DIRECTIONS FOR THIS TASK:
Extract every line that contains the string "薪火相传".

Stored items
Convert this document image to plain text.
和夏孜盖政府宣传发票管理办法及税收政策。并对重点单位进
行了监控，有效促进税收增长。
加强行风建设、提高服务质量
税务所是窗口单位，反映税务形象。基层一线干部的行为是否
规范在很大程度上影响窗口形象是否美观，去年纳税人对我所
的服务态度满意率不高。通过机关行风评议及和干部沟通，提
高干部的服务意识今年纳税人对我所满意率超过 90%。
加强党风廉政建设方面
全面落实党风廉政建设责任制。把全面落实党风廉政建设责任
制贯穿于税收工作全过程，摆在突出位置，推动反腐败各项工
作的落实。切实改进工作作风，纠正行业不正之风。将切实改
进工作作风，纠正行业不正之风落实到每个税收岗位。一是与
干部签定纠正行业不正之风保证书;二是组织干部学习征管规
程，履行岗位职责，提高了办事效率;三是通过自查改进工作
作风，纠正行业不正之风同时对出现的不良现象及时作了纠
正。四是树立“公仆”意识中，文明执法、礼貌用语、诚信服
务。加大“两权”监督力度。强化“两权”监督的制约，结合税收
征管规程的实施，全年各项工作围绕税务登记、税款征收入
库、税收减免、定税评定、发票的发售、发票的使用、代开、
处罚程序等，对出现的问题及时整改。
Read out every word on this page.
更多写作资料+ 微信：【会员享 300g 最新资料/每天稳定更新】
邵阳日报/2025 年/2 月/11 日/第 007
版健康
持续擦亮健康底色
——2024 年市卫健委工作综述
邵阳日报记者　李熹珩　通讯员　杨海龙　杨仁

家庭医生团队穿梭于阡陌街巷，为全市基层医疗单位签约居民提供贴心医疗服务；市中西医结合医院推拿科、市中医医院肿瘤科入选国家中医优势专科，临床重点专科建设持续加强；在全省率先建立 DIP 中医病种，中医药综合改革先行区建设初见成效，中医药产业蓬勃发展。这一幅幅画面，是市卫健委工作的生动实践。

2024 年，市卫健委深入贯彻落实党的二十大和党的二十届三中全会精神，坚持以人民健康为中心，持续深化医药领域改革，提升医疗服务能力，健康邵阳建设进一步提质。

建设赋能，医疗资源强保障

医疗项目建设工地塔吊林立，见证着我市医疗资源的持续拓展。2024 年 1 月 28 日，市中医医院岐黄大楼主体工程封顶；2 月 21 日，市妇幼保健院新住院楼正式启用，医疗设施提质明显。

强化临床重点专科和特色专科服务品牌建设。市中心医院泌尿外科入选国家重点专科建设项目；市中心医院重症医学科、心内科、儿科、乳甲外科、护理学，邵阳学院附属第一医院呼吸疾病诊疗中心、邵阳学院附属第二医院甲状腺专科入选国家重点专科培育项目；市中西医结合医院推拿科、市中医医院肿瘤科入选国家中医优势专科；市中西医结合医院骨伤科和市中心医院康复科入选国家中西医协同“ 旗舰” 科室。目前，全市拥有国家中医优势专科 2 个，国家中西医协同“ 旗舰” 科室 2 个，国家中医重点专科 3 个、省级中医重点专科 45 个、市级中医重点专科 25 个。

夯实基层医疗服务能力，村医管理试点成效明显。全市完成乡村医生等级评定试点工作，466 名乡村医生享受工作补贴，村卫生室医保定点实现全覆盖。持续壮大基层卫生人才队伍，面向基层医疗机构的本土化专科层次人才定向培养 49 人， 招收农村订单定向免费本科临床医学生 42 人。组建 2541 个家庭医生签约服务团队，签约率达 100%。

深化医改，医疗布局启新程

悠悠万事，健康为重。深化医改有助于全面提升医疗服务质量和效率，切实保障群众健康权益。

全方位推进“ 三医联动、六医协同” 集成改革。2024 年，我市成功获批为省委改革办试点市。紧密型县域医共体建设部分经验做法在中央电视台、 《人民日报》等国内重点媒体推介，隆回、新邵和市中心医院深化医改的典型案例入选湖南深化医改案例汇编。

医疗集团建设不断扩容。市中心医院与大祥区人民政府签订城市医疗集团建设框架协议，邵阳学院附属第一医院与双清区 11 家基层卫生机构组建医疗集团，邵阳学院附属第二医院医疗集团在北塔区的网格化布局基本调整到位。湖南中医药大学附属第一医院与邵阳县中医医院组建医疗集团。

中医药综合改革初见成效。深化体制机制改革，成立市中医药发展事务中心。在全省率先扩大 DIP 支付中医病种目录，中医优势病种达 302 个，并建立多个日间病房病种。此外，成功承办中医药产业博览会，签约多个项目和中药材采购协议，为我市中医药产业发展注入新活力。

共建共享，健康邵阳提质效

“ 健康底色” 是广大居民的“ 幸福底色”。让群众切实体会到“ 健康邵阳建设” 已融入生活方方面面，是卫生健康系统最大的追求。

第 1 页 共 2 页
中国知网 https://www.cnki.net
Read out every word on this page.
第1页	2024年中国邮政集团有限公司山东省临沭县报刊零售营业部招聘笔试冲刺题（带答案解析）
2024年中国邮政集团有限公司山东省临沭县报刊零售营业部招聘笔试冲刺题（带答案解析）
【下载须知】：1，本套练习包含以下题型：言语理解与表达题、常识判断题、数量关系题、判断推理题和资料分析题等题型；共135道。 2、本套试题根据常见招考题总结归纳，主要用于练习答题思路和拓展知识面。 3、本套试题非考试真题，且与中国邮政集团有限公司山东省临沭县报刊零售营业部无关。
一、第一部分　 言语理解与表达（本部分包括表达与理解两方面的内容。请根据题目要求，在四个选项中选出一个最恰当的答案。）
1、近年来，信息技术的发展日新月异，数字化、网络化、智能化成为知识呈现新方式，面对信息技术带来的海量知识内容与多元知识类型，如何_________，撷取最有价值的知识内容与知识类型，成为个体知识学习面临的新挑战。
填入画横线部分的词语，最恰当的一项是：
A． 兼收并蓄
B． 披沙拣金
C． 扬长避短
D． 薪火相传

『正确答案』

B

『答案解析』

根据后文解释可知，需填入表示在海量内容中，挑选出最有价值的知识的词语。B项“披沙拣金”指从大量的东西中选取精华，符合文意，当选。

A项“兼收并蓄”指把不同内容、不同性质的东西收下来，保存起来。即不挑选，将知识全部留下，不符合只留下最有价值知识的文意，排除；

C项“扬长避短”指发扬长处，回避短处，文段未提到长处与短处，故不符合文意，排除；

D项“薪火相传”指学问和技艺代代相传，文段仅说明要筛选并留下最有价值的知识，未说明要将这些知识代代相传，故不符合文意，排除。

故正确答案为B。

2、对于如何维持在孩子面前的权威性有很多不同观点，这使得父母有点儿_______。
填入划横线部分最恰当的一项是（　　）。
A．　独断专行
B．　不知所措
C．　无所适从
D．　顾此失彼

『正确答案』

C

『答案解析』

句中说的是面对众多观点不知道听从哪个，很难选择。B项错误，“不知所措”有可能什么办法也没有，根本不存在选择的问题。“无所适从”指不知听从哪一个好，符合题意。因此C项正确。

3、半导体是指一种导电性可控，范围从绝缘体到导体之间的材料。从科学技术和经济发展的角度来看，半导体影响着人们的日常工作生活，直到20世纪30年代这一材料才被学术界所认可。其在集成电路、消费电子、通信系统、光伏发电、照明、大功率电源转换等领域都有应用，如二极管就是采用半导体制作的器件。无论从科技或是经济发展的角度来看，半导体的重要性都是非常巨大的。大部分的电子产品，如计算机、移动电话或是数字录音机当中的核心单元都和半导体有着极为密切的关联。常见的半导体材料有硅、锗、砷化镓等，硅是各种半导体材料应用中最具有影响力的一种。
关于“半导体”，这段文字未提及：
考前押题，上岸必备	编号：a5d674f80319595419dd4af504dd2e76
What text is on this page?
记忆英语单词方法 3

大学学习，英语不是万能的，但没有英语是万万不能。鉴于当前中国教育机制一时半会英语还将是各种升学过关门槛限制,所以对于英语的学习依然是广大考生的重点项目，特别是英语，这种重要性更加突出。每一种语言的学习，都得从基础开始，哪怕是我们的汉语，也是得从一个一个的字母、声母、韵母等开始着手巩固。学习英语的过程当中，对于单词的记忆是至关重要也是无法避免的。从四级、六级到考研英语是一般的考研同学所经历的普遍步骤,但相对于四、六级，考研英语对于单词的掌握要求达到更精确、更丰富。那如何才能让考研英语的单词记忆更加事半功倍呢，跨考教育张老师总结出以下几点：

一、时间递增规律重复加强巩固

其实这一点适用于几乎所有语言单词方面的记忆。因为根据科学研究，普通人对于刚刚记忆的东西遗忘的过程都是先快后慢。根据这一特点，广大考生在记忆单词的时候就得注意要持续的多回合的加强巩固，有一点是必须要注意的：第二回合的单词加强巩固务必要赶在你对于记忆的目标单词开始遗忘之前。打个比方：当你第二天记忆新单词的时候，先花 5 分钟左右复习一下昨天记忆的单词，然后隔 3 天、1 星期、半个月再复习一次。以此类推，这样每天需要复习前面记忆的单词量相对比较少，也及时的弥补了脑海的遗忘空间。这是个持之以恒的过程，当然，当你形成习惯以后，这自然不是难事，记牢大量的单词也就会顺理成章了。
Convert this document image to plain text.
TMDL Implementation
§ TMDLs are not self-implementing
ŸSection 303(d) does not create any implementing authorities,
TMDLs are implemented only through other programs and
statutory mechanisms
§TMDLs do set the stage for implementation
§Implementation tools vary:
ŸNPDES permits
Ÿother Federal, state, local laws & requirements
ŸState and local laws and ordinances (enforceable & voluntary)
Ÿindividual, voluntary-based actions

WRITTEN SOLUTION:
D． 薪火相传
D项“薪火相传”指学问和技艺代代相传，文段仅说明要筛选并留下最有价值的知识，未说明要将这些知识代代相传，故不符合文意，排除。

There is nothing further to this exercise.